**WHAT TO DO:**
[a] Rewrite the rows starting at the line that contains "page-number-prefix: Page (850, 1098, 892, 1115)" and stopping after the line that contains "section-number: 4.2 (124, 379, 146, 397)", with "paragraph-text" replaced by "body-text" wherever it occurs and nothing else changed. Return only those lines.
[b] Continue the passage on Bolivia's revolutionary epoch, starting right after its last sentence.

**ARTICLE:**
────

The present political period in Bolivia can best be characterized as a
revolutionary epoch. Since 2000, there has been a growing
incorporation of broader social sectors into political decision-making
(water, land, gas, Constituent Assembly) through their union,
communal, neighbourhood or guild organizations; there has been a
continual weakening of governmental authority and fragmentation of
state sovereignty; and there has been an increasing polarization of
the country into two social blocs bearing radically distinct and
opposed projects for economy and state.

At one pole, the fundamental nucleus is the indigenous movement, both
rural (peasant) and urban (worker) in composition; this clearly
represents a different political and cultural project for the country
to any that has previously existed. The economic programme of this
pole is centred on the internal market, taking as its axis the peasant
community, urban-artisanal and micro-business activity, a revitalized
role for the state as producer and industrializing force, and a
central role for the indigenous majority in driving the new state. At
the other pole is the ascendant agro-export, financial and petroleum
business bloc, which has played the most dynamic role in the
liberalizing sectors of the economy. This bloc has a clear image of
how Bolivia should relate to external markets and of the role of
foreign investment, and it favours the subordination of the state to
private enterprise and the preservation, or restoration, of the old
political system. Anchored in the eastern and southeastern zones of
the country, beyond the current organizational reach of the social
movements, it deploys an openly racialized discourse.

────

**RECORDS FOR THIS EXERCISE:**
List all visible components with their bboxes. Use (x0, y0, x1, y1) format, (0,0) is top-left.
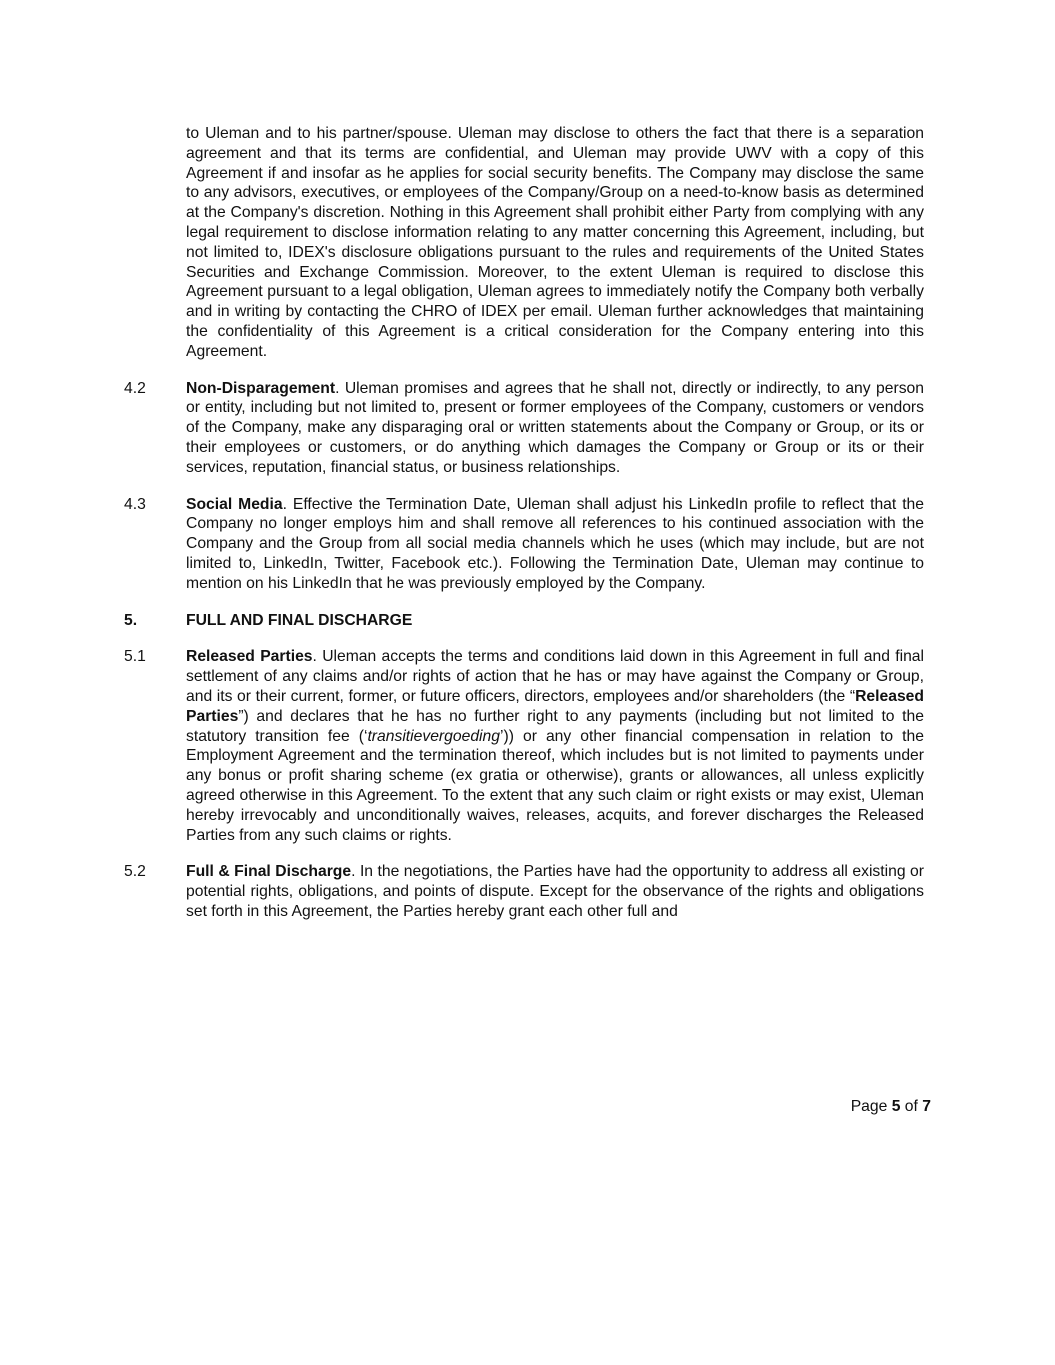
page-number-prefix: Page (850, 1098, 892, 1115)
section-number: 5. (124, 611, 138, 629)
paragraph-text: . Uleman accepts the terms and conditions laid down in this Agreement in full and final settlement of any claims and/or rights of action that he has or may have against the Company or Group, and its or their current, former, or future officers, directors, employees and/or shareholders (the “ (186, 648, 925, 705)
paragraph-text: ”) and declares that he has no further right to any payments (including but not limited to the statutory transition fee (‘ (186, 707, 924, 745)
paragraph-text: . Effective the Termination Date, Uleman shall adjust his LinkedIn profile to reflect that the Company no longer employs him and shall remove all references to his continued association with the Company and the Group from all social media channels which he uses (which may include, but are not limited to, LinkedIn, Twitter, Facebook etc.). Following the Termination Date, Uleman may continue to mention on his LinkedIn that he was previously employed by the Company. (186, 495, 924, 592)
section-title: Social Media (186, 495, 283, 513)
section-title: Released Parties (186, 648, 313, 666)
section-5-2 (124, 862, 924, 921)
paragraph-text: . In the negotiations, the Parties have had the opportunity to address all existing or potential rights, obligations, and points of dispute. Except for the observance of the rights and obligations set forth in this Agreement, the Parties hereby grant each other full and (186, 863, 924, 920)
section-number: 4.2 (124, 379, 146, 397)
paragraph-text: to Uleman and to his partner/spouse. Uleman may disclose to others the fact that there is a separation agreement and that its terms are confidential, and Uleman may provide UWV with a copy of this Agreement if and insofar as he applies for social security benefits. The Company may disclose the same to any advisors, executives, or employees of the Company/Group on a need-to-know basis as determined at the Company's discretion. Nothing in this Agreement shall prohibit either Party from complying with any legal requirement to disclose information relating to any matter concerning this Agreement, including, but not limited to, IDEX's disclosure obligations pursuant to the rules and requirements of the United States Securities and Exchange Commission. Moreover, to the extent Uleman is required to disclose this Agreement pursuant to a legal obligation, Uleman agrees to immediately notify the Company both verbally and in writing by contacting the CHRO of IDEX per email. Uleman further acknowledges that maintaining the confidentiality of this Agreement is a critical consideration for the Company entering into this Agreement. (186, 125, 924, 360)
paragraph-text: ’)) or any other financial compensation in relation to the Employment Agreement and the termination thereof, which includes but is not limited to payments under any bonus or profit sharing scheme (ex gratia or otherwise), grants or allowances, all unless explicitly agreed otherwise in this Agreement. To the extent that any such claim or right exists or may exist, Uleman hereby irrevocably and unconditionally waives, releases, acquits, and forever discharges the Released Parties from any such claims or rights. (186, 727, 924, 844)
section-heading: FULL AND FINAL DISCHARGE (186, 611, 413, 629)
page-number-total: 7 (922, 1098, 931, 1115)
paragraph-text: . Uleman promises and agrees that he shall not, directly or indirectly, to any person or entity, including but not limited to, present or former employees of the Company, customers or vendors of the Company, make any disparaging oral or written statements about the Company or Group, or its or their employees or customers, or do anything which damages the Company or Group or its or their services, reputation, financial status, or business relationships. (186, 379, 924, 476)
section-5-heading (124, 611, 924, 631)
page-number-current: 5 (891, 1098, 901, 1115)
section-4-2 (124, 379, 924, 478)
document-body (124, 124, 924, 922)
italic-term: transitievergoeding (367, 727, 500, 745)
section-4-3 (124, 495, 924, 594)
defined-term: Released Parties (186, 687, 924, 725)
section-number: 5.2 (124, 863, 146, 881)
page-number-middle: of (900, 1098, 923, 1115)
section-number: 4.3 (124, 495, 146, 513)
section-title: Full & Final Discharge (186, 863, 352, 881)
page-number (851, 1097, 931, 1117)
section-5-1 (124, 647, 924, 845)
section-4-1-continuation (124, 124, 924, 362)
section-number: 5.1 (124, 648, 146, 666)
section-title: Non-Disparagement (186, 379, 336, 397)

────

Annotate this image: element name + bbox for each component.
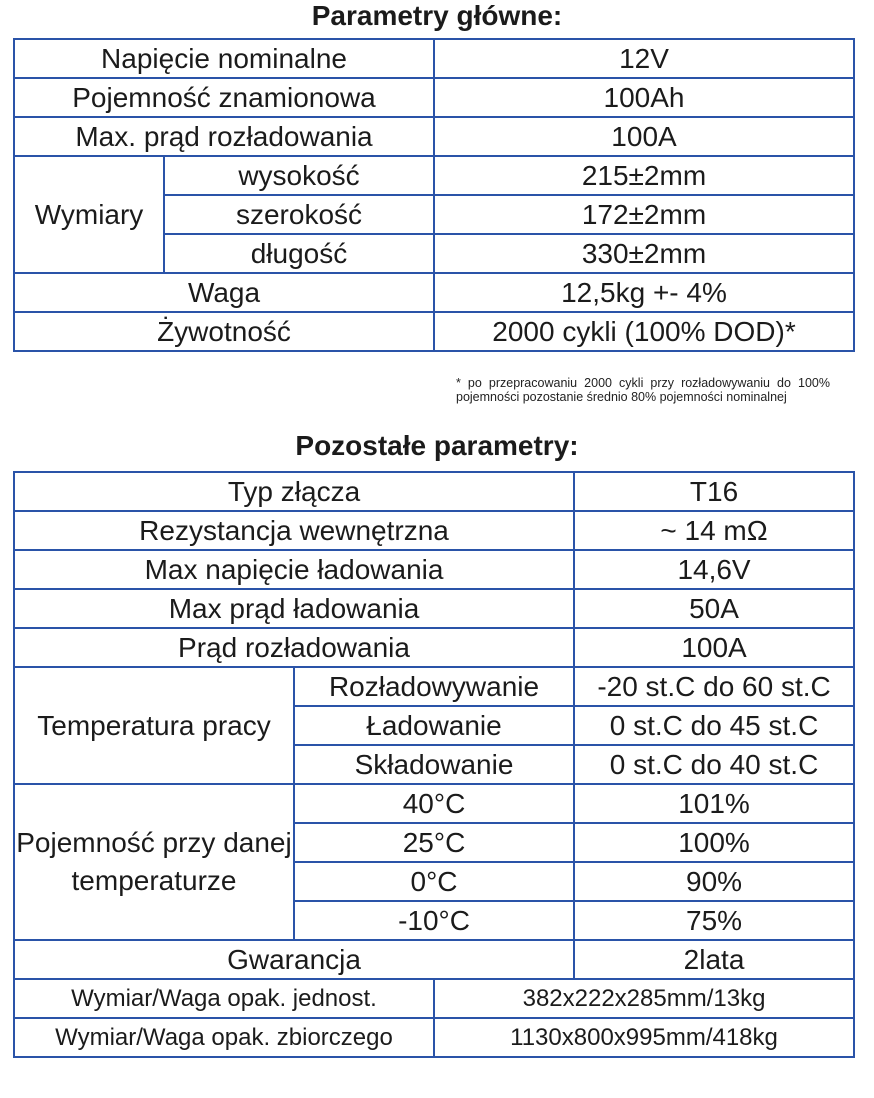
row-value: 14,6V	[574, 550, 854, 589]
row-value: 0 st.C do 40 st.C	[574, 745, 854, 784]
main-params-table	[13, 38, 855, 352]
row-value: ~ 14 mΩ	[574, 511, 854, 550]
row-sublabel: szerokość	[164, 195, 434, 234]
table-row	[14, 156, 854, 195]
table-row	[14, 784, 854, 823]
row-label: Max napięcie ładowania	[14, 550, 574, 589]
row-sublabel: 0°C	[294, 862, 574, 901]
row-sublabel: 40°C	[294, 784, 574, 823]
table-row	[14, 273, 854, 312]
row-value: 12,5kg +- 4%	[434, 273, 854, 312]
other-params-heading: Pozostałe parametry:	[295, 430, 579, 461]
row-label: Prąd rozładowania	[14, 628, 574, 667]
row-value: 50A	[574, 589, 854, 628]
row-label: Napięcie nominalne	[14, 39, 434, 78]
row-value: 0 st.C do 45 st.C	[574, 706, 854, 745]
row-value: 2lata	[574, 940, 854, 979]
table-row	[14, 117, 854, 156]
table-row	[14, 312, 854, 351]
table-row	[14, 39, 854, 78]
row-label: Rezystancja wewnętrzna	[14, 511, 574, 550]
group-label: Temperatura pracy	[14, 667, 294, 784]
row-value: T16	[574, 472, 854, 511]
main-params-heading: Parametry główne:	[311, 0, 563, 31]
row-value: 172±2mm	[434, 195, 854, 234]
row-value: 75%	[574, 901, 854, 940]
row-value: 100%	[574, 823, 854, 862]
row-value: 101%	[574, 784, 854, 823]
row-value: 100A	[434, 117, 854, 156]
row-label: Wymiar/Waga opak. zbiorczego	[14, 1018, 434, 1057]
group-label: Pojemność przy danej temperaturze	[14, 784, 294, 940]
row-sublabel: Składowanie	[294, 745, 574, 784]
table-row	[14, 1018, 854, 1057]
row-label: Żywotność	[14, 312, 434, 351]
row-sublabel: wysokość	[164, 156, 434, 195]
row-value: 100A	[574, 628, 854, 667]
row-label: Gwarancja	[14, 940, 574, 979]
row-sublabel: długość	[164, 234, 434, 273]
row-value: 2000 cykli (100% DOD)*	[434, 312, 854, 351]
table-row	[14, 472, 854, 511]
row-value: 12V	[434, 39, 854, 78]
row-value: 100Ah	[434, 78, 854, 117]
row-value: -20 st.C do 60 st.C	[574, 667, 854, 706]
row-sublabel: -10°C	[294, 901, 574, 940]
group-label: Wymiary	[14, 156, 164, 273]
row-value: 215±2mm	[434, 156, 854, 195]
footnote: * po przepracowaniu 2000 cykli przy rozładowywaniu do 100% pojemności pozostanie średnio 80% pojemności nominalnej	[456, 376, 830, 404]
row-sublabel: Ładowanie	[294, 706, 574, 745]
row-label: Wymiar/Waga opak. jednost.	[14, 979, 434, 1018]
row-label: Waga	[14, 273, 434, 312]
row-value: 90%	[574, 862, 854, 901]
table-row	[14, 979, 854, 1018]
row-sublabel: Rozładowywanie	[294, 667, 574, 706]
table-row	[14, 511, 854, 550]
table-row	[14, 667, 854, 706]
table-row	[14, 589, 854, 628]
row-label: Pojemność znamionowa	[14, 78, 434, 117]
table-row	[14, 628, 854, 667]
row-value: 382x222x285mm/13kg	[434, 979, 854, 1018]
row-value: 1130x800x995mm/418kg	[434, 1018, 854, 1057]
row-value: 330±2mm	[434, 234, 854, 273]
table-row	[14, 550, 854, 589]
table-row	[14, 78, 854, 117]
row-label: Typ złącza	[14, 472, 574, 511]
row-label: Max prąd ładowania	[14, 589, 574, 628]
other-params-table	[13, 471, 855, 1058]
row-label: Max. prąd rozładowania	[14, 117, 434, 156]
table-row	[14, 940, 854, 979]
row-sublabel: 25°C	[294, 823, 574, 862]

────

**SOLVED TASKS:**
[a]
page-number-prefix: Page (850, 1098, 892, 1115)
section-number: 5. (124, 611, 138, 629)
body-text: . Uleman accepts the terms and conditions laid down in this Agreement in full and final settlement of any claims and/or rights of action that he has or may have against the Company or Group, and its or their current, former, or future officers, directors, employees and/or shareholders (the “ (186, 648, 925, 705)
body-text: ”) and declares that he has no further right to any payments (including but not limited to the statutory transition fee (‘ (186, 707, 924, 745)
body-text: . Effective the Termination Date, Uleman shall adjust his LinkedIn profile to reflect that the Company no longer employs him and shall remove all references to his continued association with the Company and the Group from all social media channels which he uses (which may include, but are not limited to, LinkedIn, Twitter, Facebook etc.). Following the Termination Date, Uleman may continue to mention on his LinkedIn that he was previously employed by the Company. (186, 495, 924, 592)
section-title: Social Media (186, 495, 283, 513)
section-title: Released Parties (186, 648, 313, 666)
section-5-2 (124, 862, 924, 921)
body-text: . In the negotiations, the Parties have had the opportunity to address all existing or potential rights, obligations, and points of dispute. Except for the observance of the rights and obligations set forth in this Agreement, the Parties hereby grant each other full and (186, 863, 924, 920)
section-number: 4.2 (124, 379, 146, 397)

[b]
This political polarity is this further structured by three underlying
cleavages: ethno-cultural (indigenous/qaras-gringos), class
(workers/businessmen) and regional (Andean west/Amazonian crescent).
In the case of the ‘left’ pole, the mobilizing identity is
predominantly ethno-cultural, around which worker identity is either
dissolved (in a novel type of indigenous proletarianism) or
complements indigenous leadership at a secondary level. For the ‘right’
pole, mobilizing identity is primarily regional in nature; hence the
importance of the Civic Committees, agitating for regional autonomy,
for these conservative forces.

This polarization has led to a dissociation between economic dominance
and political dominance, creating a period of instability since the
components of power are divided between two different zones, neither
of which has any immediate possibility of displacing the other.
Economic power has moved from west to east (reinforced by foreign
investment in hydrocarbons, services, agro-industry), while the
sociopolitical power of mobilization has been reinforced in the west,
giving rise to a new geographical uncertainty at the level of the
state. The interesting thing about the ‘paradox of October’, the
period opened up by the insurrection that overthrew Sánchez de Lozada,
is that this regional separation simultaneously expresses a
confrontation of sharply differentiated ethnicities and classes:
businessmen in the east (Santa Cruz, Beni, Tarija), and the indigenous
and mass sectors in the west (La Paz, Cochabamba, Potosí, Oruro), both
waiting to pounce on a state administration which, in territorial,
social and cultural terms, can no longer express the new economic and
political configuration of Bolivian society. It is true that there are
businessmen, indigenous, mestizos, workers and peasants in every part
of Bolivia; but the ascendant discourses and identities articulated
within each region are differentiated by these class, ethnic and
territorial roots.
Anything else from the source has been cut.